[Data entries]

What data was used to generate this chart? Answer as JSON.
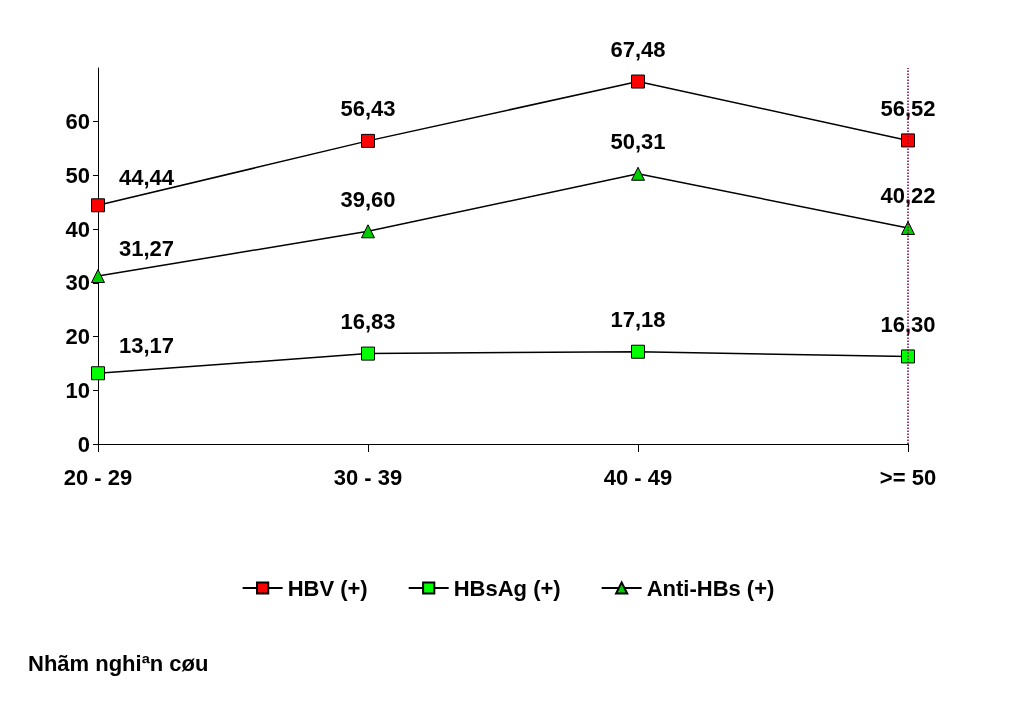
{
  "chart_data": {
    "type": "line",
    "categories": [
      "20 - 29",
      "30 - 39",
      "40 - 49",
      ">= 50"
    ],
    "series": [
      {
        "name": "HBV (+)",
        "color": "#ff0000",
        "marker": "square",
        "values": [
          44.44,
          56.43,
          67.48,
          56.52
        ],
        "value_labels": [
          "44,44",
          "56,43",
          "67,48",
          "56,52"
        ]
      },
      {
        "name": "HBsAg (+)",
        "color": "#00ff00",
        "marker": "square",
        "values": [
          13.17,
          16.83,
          17.18,
          16.3
        ],
        "value_labels": [
          "13,17",
          "16,83",
          "17,18",
          "16,30"
        ]
      },
      {
        "name": "Anti-HBs (+)",
        "color": "#00cc00",
        "marker": "triangle",
        "values": [
          31.27,
          39.6,
          50.31,
          40.22
        ],
        "value_labels": [
          "31,27",
          "39,60",
          "50,31",
          "40,22"
        ]
      }
    ],
    "ylim": [
      0,
      70
    ],
    "yticks": [
      0,
      10,
      20,
      30,
      40,
      50,
      60
    ],
    "legend": "bottom",
    "grid": false,
    "ref_lines": [
      {
        "axis": "x",
        "value": ">= 50",
        "color": "#800040",
        "line_style": "dotted"
      }
    ],
    "annotations": [
      "Nhãm nghiªn cøu"
    ]
  }
}
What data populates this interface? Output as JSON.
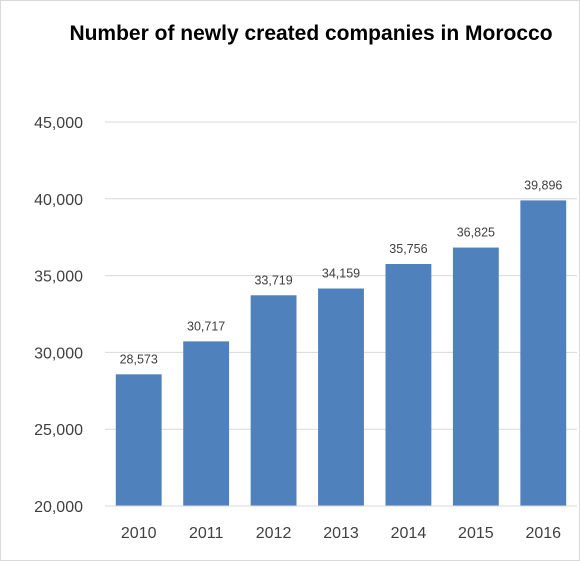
{
  "chart_data": {
    "type": "bar",
    "title": "Number of newly created companies in Morocco",
    "categories": [
      "2010",
      "2011",
      "2012",
      "2013",
      "2014",
      "2015",
      "2016"
    ],
    "values": [
      28573,
      30717,
      33719,
      34159,
      35756,
      36825,
      39896
    ],
    "data_labels": [
      "28,573",
      "30,717",
      "33,719",
      "34,159",
      "35,756",
      "36,825",
      "39,896"
    ],
    "ylim": [
      20000,
      45000
    ],
    "yticks": [
      20000,
      25000,
      30000,
      35000,
      40000,
      45000
    ],
    "ytick_labels": [
      "20,000",
      "25,000",
      "30,000",
      "35,000",
      "40,000",
      "45,000"
    ],
    "xlabel": "",
    "ylabel": "",
    "grid": true,
    "legend": "none",
    "bar_color": "#4f81bd",
    "grid_color": "#d9d9d9"
  }
}
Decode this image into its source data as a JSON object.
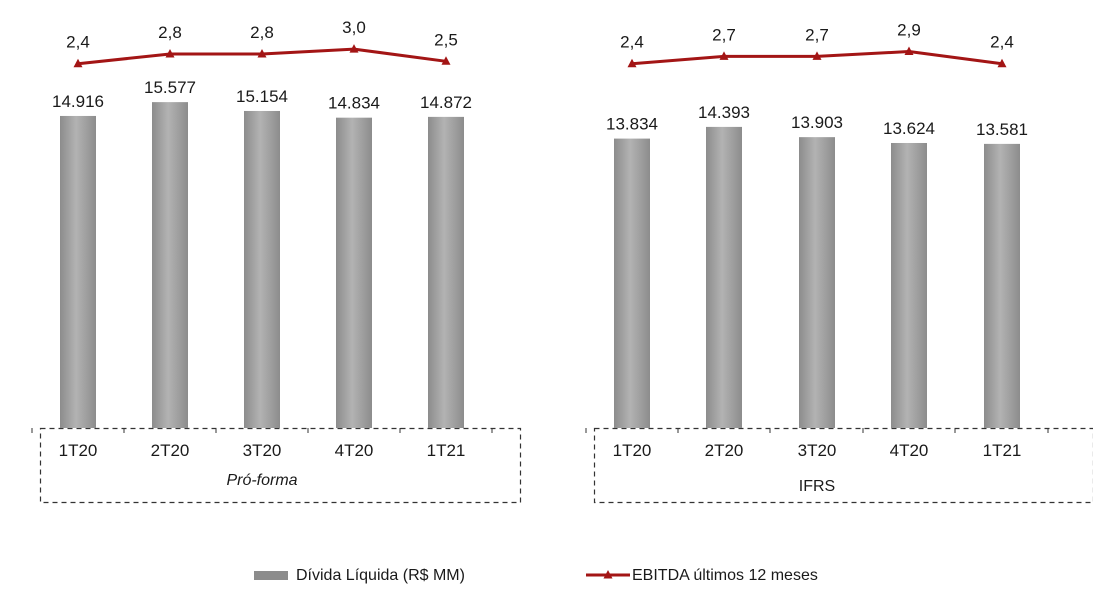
{
  "chart_data": {
    "type": "bar",
    "groups": [
      {
        "label": "Pró-forma",
        "label_italic": true,
        "categories": [
          "1T20",
          "2T20",
          "3T20",
          "4T20",
          "1T21"
        ],
        "series": [
          {
            "name": "Dívida Líquida (R$ MM)",
            "type": "bar",
            "values": [
              14916,
              15577,
              15154,
              14834,
              14872
            ],
            "value_labels": [
              "14.916",
              "15.577",
              "15.154",
              "14.834",
              "14.872"
            ]
          },
          {
            "name": "EBITDA últimos 12 meses",
            "type": "line",
            "values": [
              2.4,
              2.8,
              2.8,
              3.0,
              2.5
            ],
            "value_labels": [
              "2,4",
              "2,8",
              "2,8",
              "3,0",
              "2,5"
            ]
          }
        ]
      },
      {
        "label": "IFRS",
        "label_italic": false,
        "categories": [
          "1T20",
          "2T20",
          "3T20",
          "4T20",
          "1T21"
        ],
        "series": [
          {
            "name": "Dívida Líquida (R$ MM)",
            "type": "bar",
            "values": [
              13834,
              14393,
              13903,
              13624,
              13581
            ],
            "value_labels": [
              "13.834",
              "14.393",
              "13.903",
              "13.624",
              "13.581"
            ]
          },
          {
            "name": "EBITDA últimos 12 meses",
            "type": "line",
            "values": [
              2.4,
              2.7,
              2.7,
              2.9,
              2.4
            ],
            "value_labels": [
              "2,4",
              "2,7",
              "2,7",
              "2,9",
              "2,4"
            ]
          }
        ]
      }
    ],
    "legend": {
      "placement": "bottom-center",
      "items": [
        {
          "name": "Dívida Líquida (R$ MM)",
          "marker": "bar"
        },
        {
          "name": "EBITDA últimos 12 meses",
          "marker": "line-triangle"
        }
      ]
    },
    "colors": {
      "bar": "#8c8c8c",
      "bar_highlight": "#b3b3b3",
      "line": "#a31515"
    },
    "grid": false,
    "title": "",
    "xlabel": "",
    "ylabel": ""
  }
}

- _PROBLEM TO WORK ON_
Quote the records in full and exactly; skip any image.

- _RESPONSE_
What data was used to generate this chart? Answer as JSON.
{
  "chart_data": {
    "type": "line",
    "categories": [
      "20 - 29",
      "30 - 39",
      "40 - 49",
      ">= 50"
    ],
    "series": [
      {
        "name": "HBV (+)",
        "color": "#ff0000",
        "marker": "square",
        "values": [
          44.44,
          56.43,
          67.48,
          56.52
        ],
        "value_labels": [
          "44,44",
          "56,43",
          "67,48",
          "56,52"
        ]
      },
      {
        "name": "HBsAg (+)",
        "color": "#00ff00",
        "marker": "square",
        "values": [
          13.17,
          16.83,
          17.18,
          16.3
        ],
        "value_labels": [
          "13,17",
          "16,83",
          "17,18",
          "16,30"
        ]
      },
      {
        "name": "Anti-HBs (+)",
        "color": "#00cc00",
        "marker": "triangle",
        "values": [
          31.27,
          39.6,
          50.31,
          40.22
        ],
        "value_labels": [
          "31,27",
          "39,60",
          "50,31",
          "40,22"
        ]
      }
    ],
    "ylim": [
      0,
      70
    ],
    "yticks": [
      0,
      10,
      20,
      30,
      40,
      50,
      60
    ],
    "legend": "bottom",
    "grid": false,
    "ref_lines": [
      {
        "axis": "x",
        "value": ">= 50",
        "color": "#800040",
        "line_style": "dotted"
      }
    ],
    "annotations": [
      "Nhãm nghiªn cøu"
    ]
  }
}
What data populates this interface? Output as JSON.
{
  "chart_data": {
    "type": "bar",
    "title": "Number of newly created companies in Morocco",
    "categories": [
      "2010",
      "2011",
      "2012",
      "2013",
      "2014",
      "2015",
      "2016"
    ],
    "values": [
      28573,
      30717,
      33719,
      34159,
      35756,
      36825,
      39896
    ],
    "data_labels": [
      "28,573",
      "30,717",
      "33,719",
      "34,159",
      "35,756",
      "36,825",
      "39,896"
    ],
    "ylim": [
      20000,
      45000
    ],
    "yticks": [
      20000,
      25000,
      30000,
      35000,
      40000,
      45000
    ],
    "ytick_labels": [
      "20,000",
      "25,000",
      "30,000",
      "35,000",
      "40,000",
      "45,000"
    ],
    "xlabel": "",
    "ylabel": "",
    "grid": true,
    "legend": "none",
    "bar_color": "#4f81bd",
    "grid_color": "#d9d9d9"
  }
}
Decode this image into its source data as a JSON object.
{
  "chart_data": {
    "type": "bar",
    "groups": [
      {
        "label": "Pró-forma",
        "label_italic": true,
        "categories": [
          "1T20",
          "2T20",
          "3T20",
          "4T20",
          "1T21"
        ],
        "series": [
          {
            "name": "Dívida Líquida (R$ MM)",
            "type": "bar",
            "values": [
              14916,
              15577,
              15154,
              14834,
              14872
            ],
            "value_labels": [
              "14.916",
              "15.577",
              "15.154",
              "14.834",
              "14.872"
            ]
          },
          {
            "name": "EBITDA últimos 12 meses",
            "type": "line",
            "values": [
              2.4,
              2.8,
              2.8,
              3.0,
              2.5
            ],
            "value_labels": [
              "2,4",
              "2,8",
              "2,8",
              "3,0",
              "2,5"
            ]
          }
        ]
      },
      {
        "label": "IFRS",
        "label_italic": false,
        "categories": [
          "1T20",
          "2T20",
          "3T20",
          "4T20",
          "1T21"
        ],
        "series": [
          {
            "name": "Dívida Líquida (R$ MM)",
            "type": "bar",
            "values": [
              13834,
              14393,
              13903,
              13624,
              13581
            ],
            "value_labels": [
              "13.834",
              "14.393",
              "13.903",
              "13.624",
              "13.581"
            ]
          },
          {
            "name": "EBITDA últimos 12 meses",
            "type": "line",
            "values": [
              2.4,
              2.7,
              2.7,
              2.9,
              2.4
            ],
            "value_labels": [
              "2,4",
              "2,7",
              "2,7",
              "2,9",
              "2,4"
            ]
          }
        ]
      }
    ],
    "legend": {
      "placement": "bottom-center",
      "items": [
        {
          "name": "Dívida Líquida (R$ MM)",
          "marker": "bar"
        },
        {
          "name": "EBITDA últimos 12 meses",
          "marker": "line-triangle"
        }
      ]
    },
    "colors": {
      "bar": "#8c8c8c",
      "bar_highlight": "#b3b3b3",
      "line": "#a31515"
    },
    "grid": false,
    "title": "",
    "xlabel": "",
    "ylabel": ""
  }
}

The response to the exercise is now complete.